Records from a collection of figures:
— start —
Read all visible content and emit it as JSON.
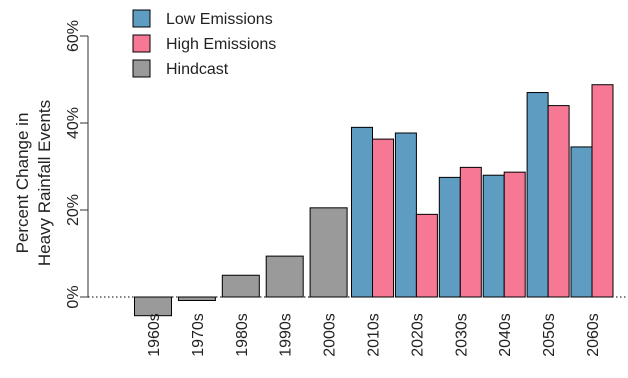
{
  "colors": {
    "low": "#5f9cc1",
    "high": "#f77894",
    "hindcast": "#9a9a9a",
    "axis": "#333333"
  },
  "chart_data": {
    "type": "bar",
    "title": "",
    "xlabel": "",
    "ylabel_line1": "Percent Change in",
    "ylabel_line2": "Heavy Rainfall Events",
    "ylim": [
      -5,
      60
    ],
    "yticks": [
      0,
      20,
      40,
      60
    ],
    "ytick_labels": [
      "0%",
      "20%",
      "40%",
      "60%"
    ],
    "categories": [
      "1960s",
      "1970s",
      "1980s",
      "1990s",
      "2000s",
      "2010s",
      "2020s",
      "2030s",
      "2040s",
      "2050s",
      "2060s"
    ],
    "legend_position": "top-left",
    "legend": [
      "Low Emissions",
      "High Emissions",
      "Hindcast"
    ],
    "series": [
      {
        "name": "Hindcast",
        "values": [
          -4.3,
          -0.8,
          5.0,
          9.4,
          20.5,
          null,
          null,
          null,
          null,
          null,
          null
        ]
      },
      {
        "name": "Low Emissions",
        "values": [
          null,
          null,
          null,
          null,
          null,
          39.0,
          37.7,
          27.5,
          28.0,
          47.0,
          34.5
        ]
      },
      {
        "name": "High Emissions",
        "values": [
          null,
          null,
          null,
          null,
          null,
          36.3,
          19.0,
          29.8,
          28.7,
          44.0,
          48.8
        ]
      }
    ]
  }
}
— end —
- **Task to carry out**: Print the whole listing above once more, word for word, without its pictures.

- **Written solution**:
Read all visible content and emit it as JSON.
{
  "colors": {
    "low": "#5f9cc1",
    "high": "#f77894",
    "hindcast": "#9a9a9a",
    "axis": "#333333"
  },
  "chart_data": {
    "type": "bar",
    "title": "",
    "xlabel": "",
    "ylabel_line1": "Percent Change in",
    "ylabel_line2": "Heavy Rainfall Events",
    "ylim": [
      -5,
      60
    ],
    "yticks": [
      0,
      20,
      40,
      60
    ],
    "ytick_labels": [
      "0%",
      "20%",
      "40%",
      "60%"
    ],
    "categories": [
      "1960s",
      "1970s",
      "1980s",
      "1990s",
      "2000s",
      "2010s",
      "2020s",
      "2030s",
      "2040s",
      "2050s",
      "2060s"
    ],
    "legend_position": "top-left",
    "legend": [
      "Low Emissions",
      "High Emissions",
      "Hindcast"
    ],
    "series": [
      {
        "name": "Hindcast",
        "values": [
          -4.3,
          -0.8,
          5.0,
          9.4,
          20.5,
          null,
          null,
          null,
          null,
          null,
          null
        ]
      },
      {
        "name": "Low Emissions",
        "values": [
          null,
          null,
          null,
          null,
          null,
          39.0,
          37.7,
          27.5,
          28.0,
          47.0,
          34.5
        ]
      },
      {
        "name": "High Emissions",
        "values": [
          null,
          null,
          null,
          null,
          null,
          36.3,
          19.0,
          29.8,
          28.7,
          44.0,
          48.8
        ]
      }
    ]
  }
}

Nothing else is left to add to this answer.